# What is required
Work out the number of lines in the listing that include the string "this". Reply with that number alone.

Recorded data:
## Start

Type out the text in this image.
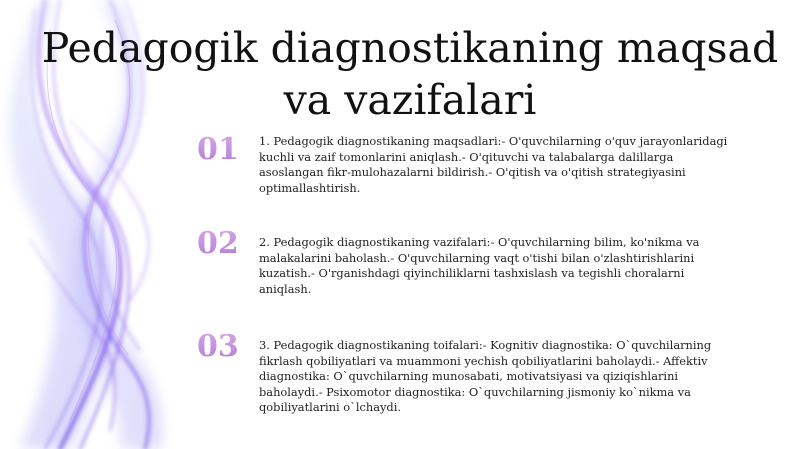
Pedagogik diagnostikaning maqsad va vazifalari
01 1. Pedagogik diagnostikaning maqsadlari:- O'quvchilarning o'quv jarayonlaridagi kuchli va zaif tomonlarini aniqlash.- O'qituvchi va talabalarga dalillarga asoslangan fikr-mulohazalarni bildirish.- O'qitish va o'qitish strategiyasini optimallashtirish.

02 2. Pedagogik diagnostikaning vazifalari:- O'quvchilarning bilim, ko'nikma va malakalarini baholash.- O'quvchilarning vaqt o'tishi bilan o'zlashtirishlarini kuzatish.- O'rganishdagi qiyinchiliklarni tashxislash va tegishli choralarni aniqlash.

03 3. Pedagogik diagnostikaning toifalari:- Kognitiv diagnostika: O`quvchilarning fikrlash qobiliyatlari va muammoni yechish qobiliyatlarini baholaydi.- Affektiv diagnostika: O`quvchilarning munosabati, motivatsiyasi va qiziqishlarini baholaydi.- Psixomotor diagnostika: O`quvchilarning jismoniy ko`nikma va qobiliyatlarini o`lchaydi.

## End
## Start

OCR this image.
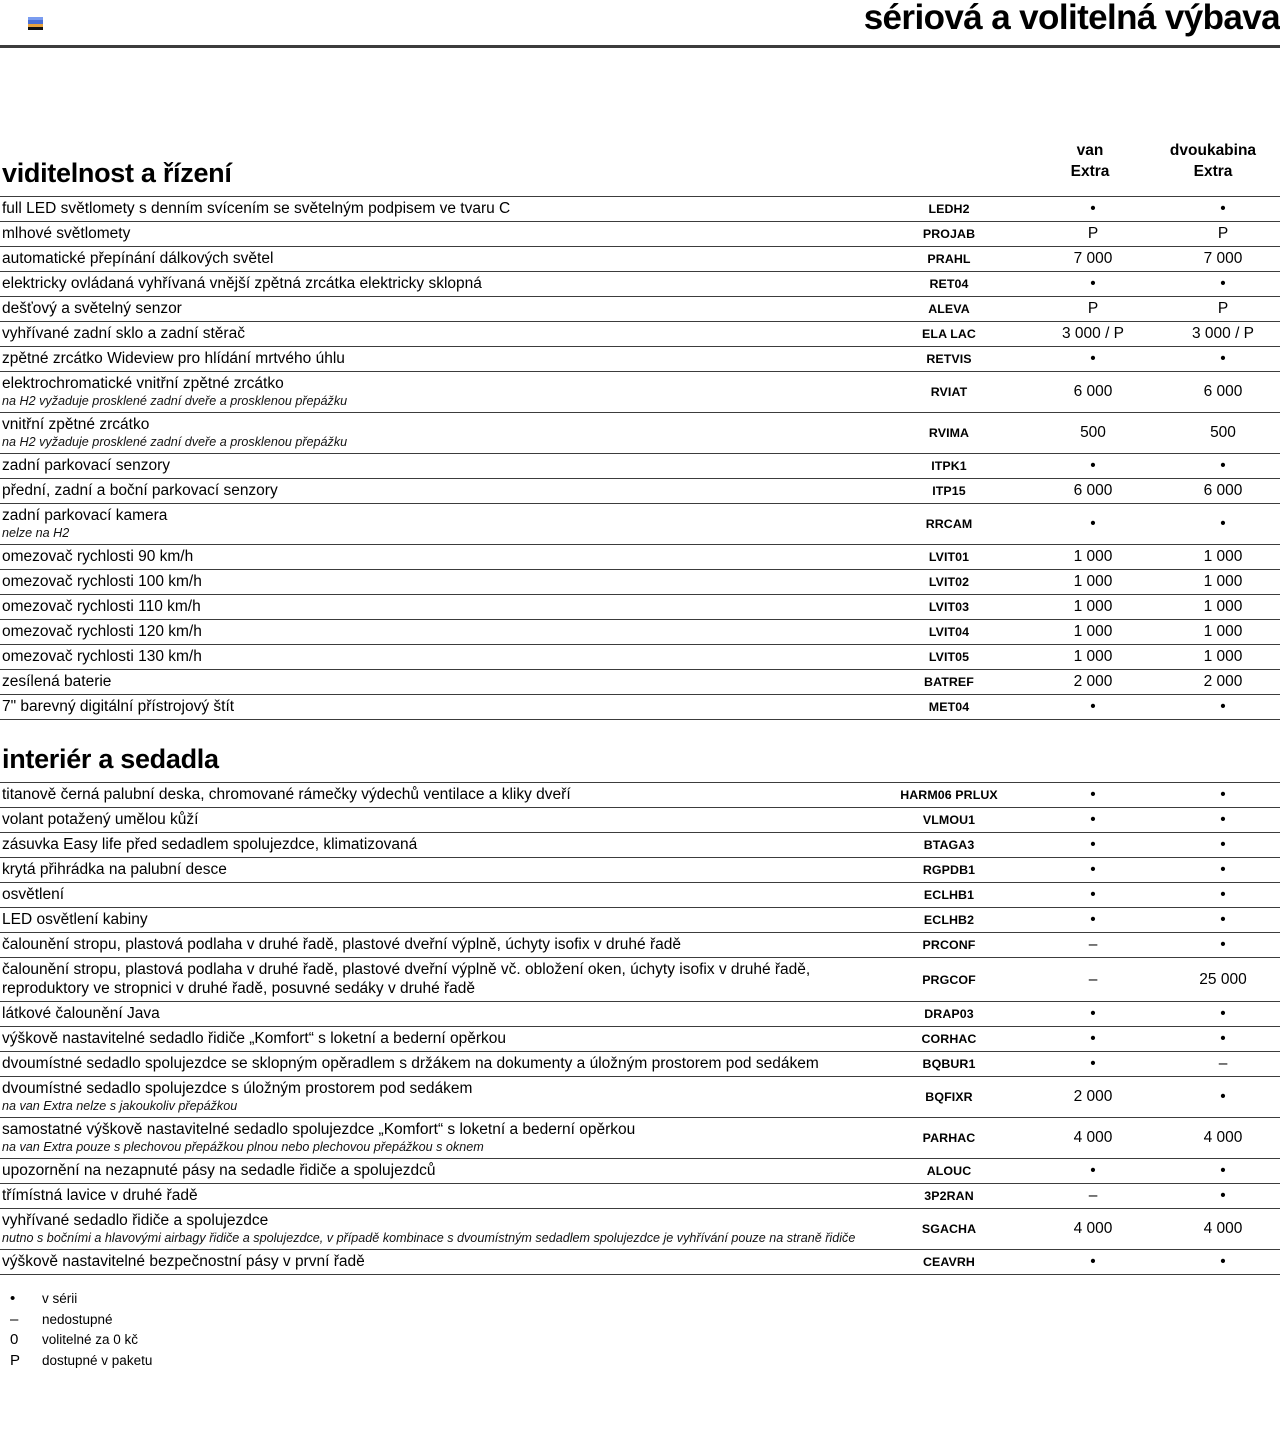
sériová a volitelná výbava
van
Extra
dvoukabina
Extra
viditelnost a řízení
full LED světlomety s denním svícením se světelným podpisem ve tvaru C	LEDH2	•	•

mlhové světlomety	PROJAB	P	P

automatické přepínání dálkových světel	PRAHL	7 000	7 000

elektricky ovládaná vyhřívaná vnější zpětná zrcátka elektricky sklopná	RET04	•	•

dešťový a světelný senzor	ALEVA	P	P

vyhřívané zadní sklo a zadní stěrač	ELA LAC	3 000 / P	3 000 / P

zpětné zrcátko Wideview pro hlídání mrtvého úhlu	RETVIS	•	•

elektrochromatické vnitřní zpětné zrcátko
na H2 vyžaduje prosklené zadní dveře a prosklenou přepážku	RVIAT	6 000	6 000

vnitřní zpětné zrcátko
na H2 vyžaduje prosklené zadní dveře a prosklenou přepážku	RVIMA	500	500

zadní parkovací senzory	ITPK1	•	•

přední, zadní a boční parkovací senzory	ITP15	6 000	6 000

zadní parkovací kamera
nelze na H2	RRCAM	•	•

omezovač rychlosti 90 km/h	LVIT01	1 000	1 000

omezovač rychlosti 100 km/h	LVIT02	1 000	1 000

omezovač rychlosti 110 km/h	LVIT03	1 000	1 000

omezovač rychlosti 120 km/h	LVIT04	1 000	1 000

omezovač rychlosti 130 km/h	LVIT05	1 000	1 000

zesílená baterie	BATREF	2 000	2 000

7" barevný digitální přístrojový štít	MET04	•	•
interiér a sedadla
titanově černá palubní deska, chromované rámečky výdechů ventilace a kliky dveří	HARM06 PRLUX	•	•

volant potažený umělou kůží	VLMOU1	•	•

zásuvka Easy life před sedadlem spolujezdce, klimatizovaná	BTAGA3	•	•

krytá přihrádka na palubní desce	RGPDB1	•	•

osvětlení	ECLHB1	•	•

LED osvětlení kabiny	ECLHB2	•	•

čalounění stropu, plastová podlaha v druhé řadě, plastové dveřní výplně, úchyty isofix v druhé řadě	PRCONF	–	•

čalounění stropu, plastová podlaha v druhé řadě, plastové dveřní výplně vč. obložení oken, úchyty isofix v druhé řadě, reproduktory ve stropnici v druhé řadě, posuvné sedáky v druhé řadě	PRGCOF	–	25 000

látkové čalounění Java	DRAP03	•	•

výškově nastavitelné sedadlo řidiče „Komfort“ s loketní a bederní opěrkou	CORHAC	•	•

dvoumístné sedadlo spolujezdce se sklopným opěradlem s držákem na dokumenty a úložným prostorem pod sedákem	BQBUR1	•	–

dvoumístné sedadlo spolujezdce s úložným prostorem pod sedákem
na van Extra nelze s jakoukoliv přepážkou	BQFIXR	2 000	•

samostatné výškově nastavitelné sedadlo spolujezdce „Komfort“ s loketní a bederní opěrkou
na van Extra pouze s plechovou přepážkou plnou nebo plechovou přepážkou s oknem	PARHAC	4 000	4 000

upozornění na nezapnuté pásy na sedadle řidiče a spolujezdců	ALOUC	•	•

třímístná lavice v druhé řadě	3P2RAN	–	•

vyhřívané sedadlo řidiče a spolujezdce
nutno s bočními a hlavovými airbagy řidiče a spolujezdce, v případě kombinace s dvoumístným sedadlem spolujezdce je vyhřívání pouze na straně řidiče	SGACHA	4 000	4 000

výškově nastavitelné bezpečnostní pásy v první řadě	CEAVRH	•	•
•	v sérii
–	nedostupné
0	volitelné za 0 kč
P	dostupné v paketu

## End

# Solution to the problem
2